### [Work to complete]
Figure out how many lines of the material below contain the word "observation". Answer with the number only.

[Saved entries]
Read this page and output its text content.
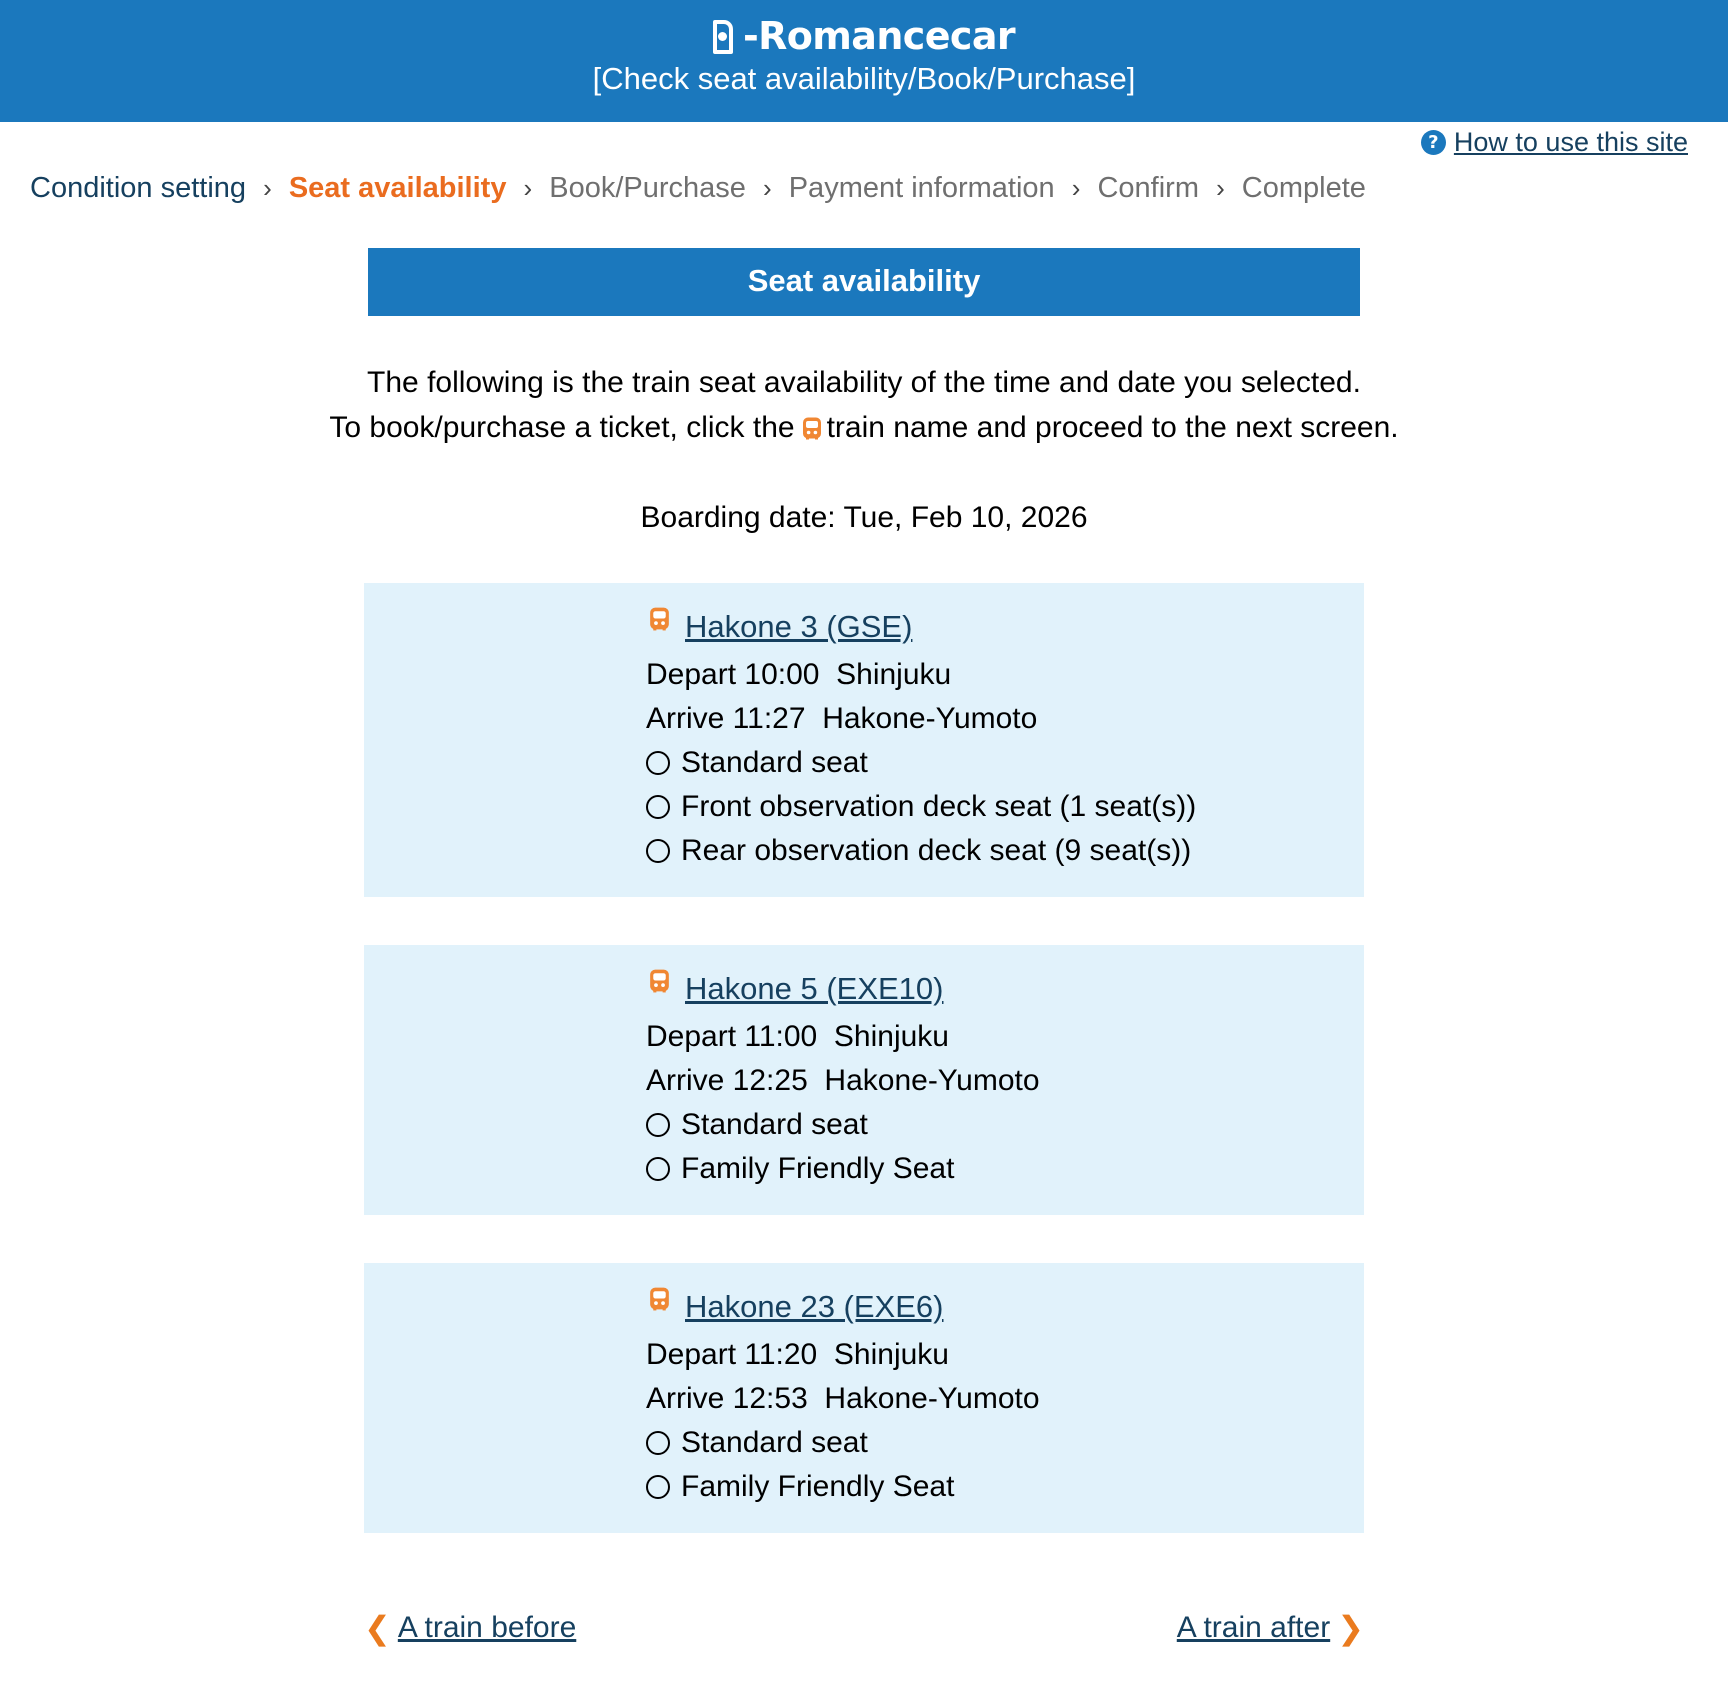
-Romancecar
[Check seat availability/Book/Purchase]
? How to use this site
Condition setting › Seat availability › Book/Purchase › Payment information › Confirm › Complete
Seat availability
The following is the train seat availability of the time and date you selected.
To book/purchase a ticket, click the train name and proceed to the next screen.
Boarding date: Tue, Feb 10, 2026
Hakone 3 (GSE)
Depart 10:00  Shinjuku
Arrive 11:27  Hakone-Yumoto
Standard seat
Front observation deck seat (1 seat(s))
Rear observation deck seat (9 seat(s))
Hakone 5 (EXE10)
Depart 11:00  Shinjuku
Arrive 12:25  Hakone-Yumoto
Standard seat
Family Friendly Seat
Hakone 23 (EXE6)
Depart 11:20  Shinjuku
Arrive 12:53  Hakone-Yumoto
Standard seat
Family Friendly Seat
❮ A train before	A train after ❯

### [Response below]
2